— begin THE INPUT —
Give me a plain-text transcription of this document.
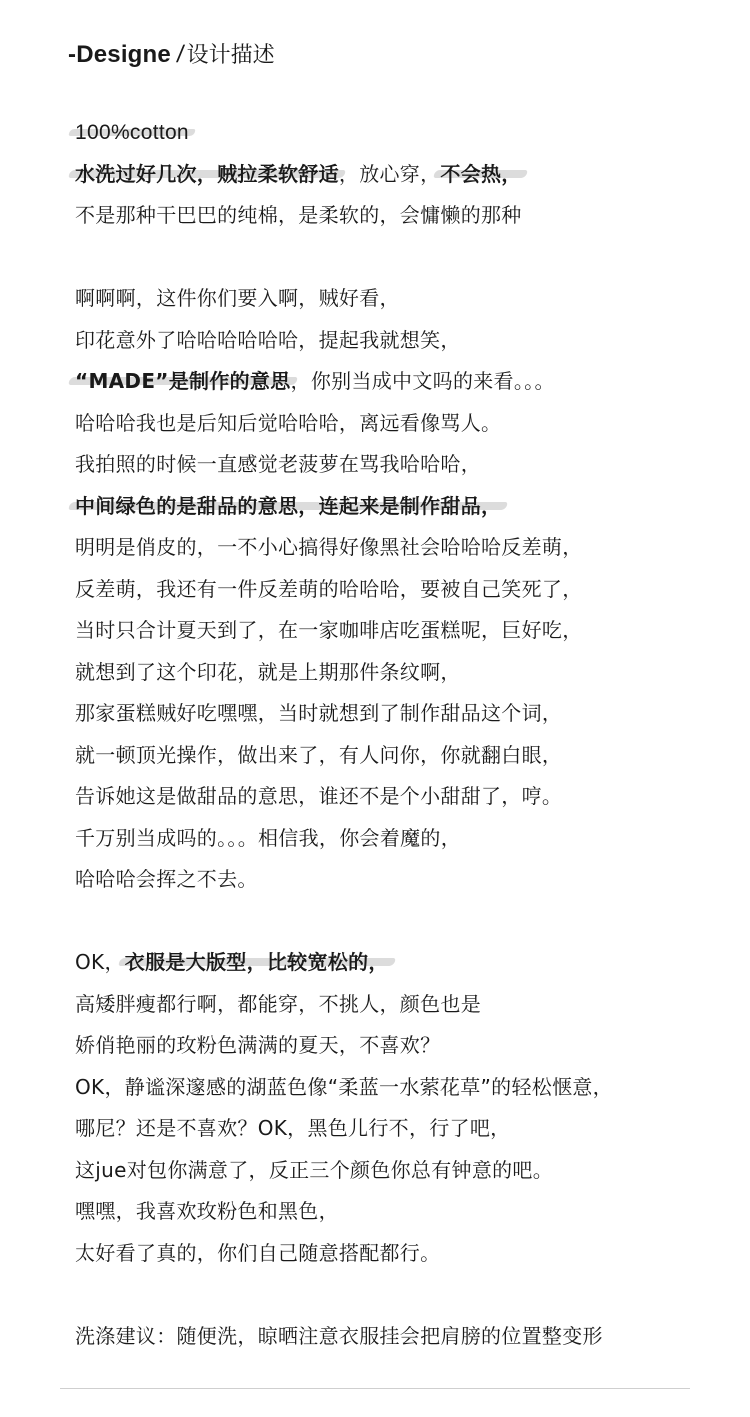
-Designe / 设计描述
100%cotton
水洗过好几次，贼拉柔软舒适，放心穿，不会热，
不是那种干巴巴的纯棉，是柔软的，会慵懒的那种
啊啊啊，这件你们要入啊，贼好看，
印花意外了哈哈哈哈哈哈，提起我就想笑，
“MADE”是制作的意思，你别当成中文吗的来看。。。
哈哈哈我也是后知后觉哈哈哈，离远看像骂人。
我拍照的时候一直感觉老菠萝在骂我哈哈哈，
中间绿色的是甜品的意思，连起来是制作甜品，
明明是俏皮的，一不小心搞得好像黑社会哈哈哈反差萌，
反差萌，我还有一件反差萌的哈哈哈，要被自己笑死了，
当时只合计夏天到了，在一家咖啡店吃蛋糕呢，巨好吃，
就想到了这个印花，就是上期那件条纹啊，
那家蛋糕贼好吃嘿嘿，当时就想到了制作甜品这个词，
就一顿顶光操作，做出来了，有人问你，你就翻白眼，
告诉她这是做甜品的意思，谁还不是个小甜甜了，哼。
千万别当成吗的。。。相信我，你会着魔的，
哈哈哈会挥之不去。
OK，衣服是大版型，比较宽松的，
高矮胖瘦都行啊，都能穿，不挑人，颜色也是
娇俏艳丽的玫粉色满满的夏天，不喜欢？
OK，静谧深邃感的湖蓝色像“柔蓝一水萦花草”的轻松惬意，
哪尼？还是不喜欢？OK，黑色儿行不，行了吧，
这jue对包你满意了，反正三个颜色你总有钟意的吧。
嘿嘿，我喜欢玫粉色和黑色，
太好看了真的，你们自己随意搭配都行。
洗涤建议：随便洗，晾晒注意衣服挂会把肩膀的位置整变形
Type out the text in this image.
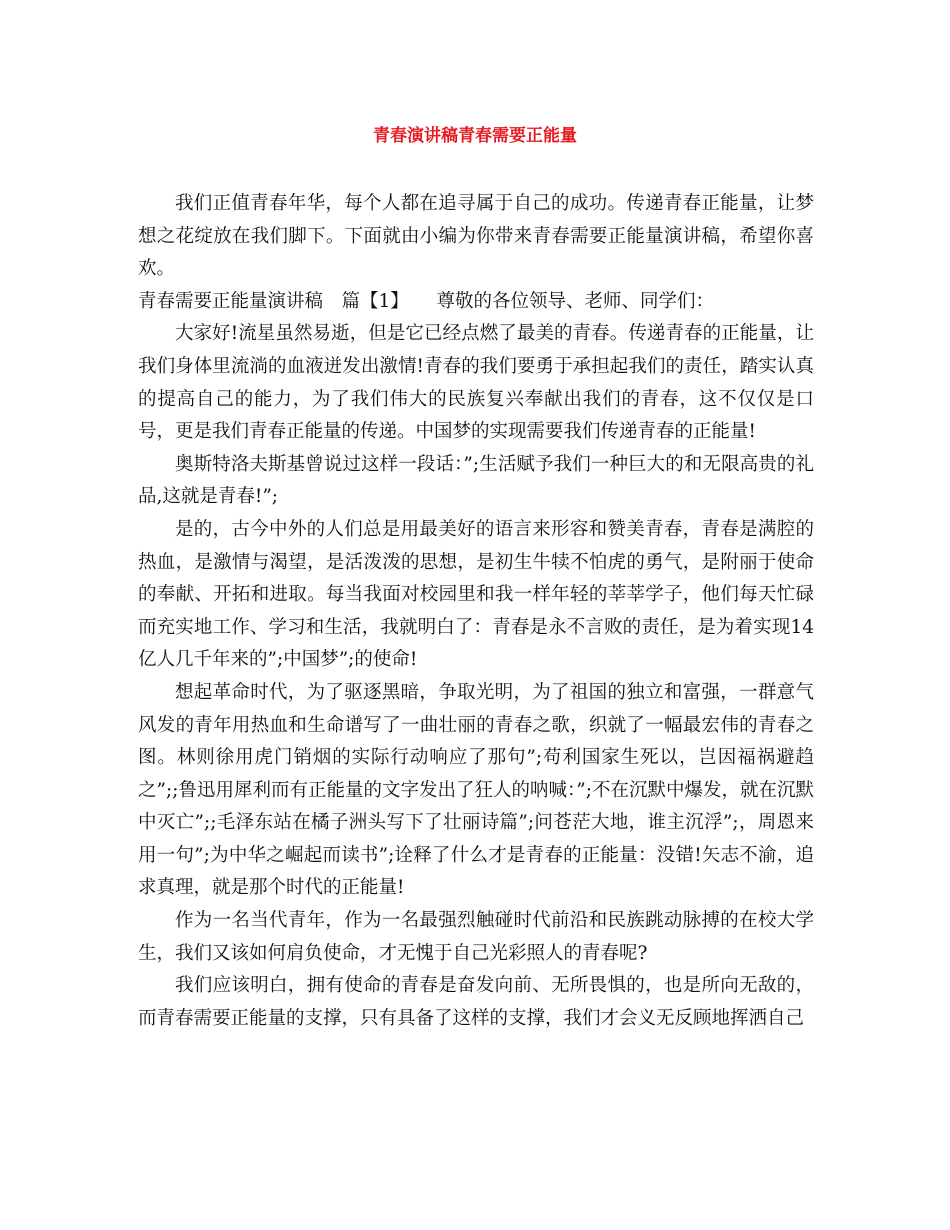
青春演讲稿青春需要正能量

我们正值青春年华，每个人都在追寻属于自己的成功。传递青春正能量，让梦想之花绽放在我们脚下。下面就由小编为你带来青春需要正能量演讲稿，希望你喜欢。

青春需要正能量演讲稿　篇【1】　　尊敬的各位领导、老师、同学们：

大家好!流星虽然易逝，但是它已经点燃了最美的青春。传递青春的正能量，让我们身体里流淌的血液迸发出激情!青春的我们要勇于承担起我们的责任，踏实认真的提高自己的能力，为了我们伟大的民族复兴奉献出我们的青春，这不仅仅是口号，更是我们青春正能量的传递。中国梦的实现需要我们传递青春的正能量!

奥斯特洛夫斯基曾说过这样一段话：”;生活赋予我们一种巨大的和无限高贵的礼品,这就是青春!”;

是的，古今中外的人们总是用最美好的语言来形容和赞美青春，青春是满腔的热血，是激情与渴望，是活泼泼的思想，是初生牛犊不怕虎的勇气，是附丽于使命的奉献、开拓和进取。每当我面对校园里和我一样年轻的莘莘学子，他们每天忙碌而充实地工作、学习和生活，我就明白了：青春是永不言败的责任，是为着实现14亿人几千年来的”;中国梦”;的使命!

想起革命时代，为了驱逐黑暗，争取光明，为了祖国的独立和富强，一群意气风发的青年用热血和生命谱写了一曲壮丽的青春之歌，织就了一幅最宏伟的青春之图。林则徐用虎门销烟的实际行动响应了那句”;苟利国家生死以，岂因福祸避趋之”;;鲁迅用犀利而有正能量的文字发出了狂人的呐喊：”;不在沉默中爆发，就在沉默中灭亡”;;毛泽东站在橘子洲头写下了壮丽诗篇”;问苍茫大地，谁主沉浮”;，周恩来用一句”;为中华之崛起而读书”;诠释了什么才是青春的正能量：没错!矢志不渝，追求真理，就是那个时代的正能量!

作为一名当代青年，作为一名最强烈触碰时代前沿和民族跳动脉搏的在校大学生，我们又该如何肩负使命，才无愧于自己光彩照人的青春呢?

我们应该明白，拥有使命的青春是奋发向前、无所畏惧的，也是所向无敌的，而青春需要正能量的支撑，只有具备了这样的支撑，我们才会义无反顾地挥洒自己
— end THE INPUT —
- DESCRIPTION OF THE TASK -
Emit the lines from the line containing "Type out the text in this image." to the final line of the material, inclusive, exactly as written; pictures are excluded.

- EXERCISE ANSWER -
Type out the text in this image.
青春演讲稿青春需要正能量

我们正值青春年华，每个人都在追寻属于自己的成功。传递青春正能量，让梦想之花绽放在我们脚下。下面就由小编为你带来青春需要正能量演讲稿，希望你喜欢。

青春需要正能量演讲稿　篇【1】　　尊敬的各位领导、老师、同学们：

大家好!流星虽然易逝，但是它已经点燃了最美的青春。传递青春的正能量，让我们身体里流淌的血液迸发出激情!青春的我们要勇于承担起我们的责任，踏实认真的提高自己的能力，为了我们伟大的民族复兴奉献出我们的青春，这不仅仅是口号，更是我们青春正能量的传递。中国梦的实现需要我们传递青春的正能量!

奥斯特洛夫斯基曾说过这样一段话：”;生活赋予我们一种巨大的和无限高贵的礼品,这就是青春!”;

是的，古今中外的人们总是用最美好的语言来形容和赞美青春，青春是满腔的热血，是激情与渴望，是活泼泼的思想，是初生牛犊不怕虎的勇气，是附丽于使命的奉献、开拓和进取。每当我面对校园里和我一样年轻的莘莘学子，他们每天忙碌而充实地工作、学习和生活，我就明白了：青春是永不言败的责任，是为着实现14亿人几千年来的”;中国梦”;的使命!

想起革命时代，为了驱逐黑暗，争取光明，为了祖国的独立和富强，一群意气风发的青年用热血和生命谱写了一曲壮丽的青春之歌，织就了一幅最宏伟的青春之图。林则徐用虎门销烟的实际行动响应了那句”;苟利国家生死以，岂因福祸避趋之”;;鲁迅用犀利而有正能量的文字发出了狂人的呐喊：”;不在沉默中爆发，就在沉默中灭亡”;;毛泽东站在橘子洲头写下了壮丽诗篇”;问苍茫大地，谁主沉浮”;，周恩来用一句”;为中华之崛起而读书”;诠释了什么才是青春的正能量：没错!矢志不渝，追求真理，就是那个时代的正能量!

作为一名当代青年，作为一名最强烈触碰时代前沿和民族跳动脉搏的在校大学生，我们又该如何肩负使命，才无愧于自己光彩照人的青春呢?

我们应该明白，拥有使命的青春是奋发向前、无所畏惧的，也是所向无敌的，而青春需要正能量的支撑，只有具备了这样的支撑，我们才会义无反顾地挥洒自己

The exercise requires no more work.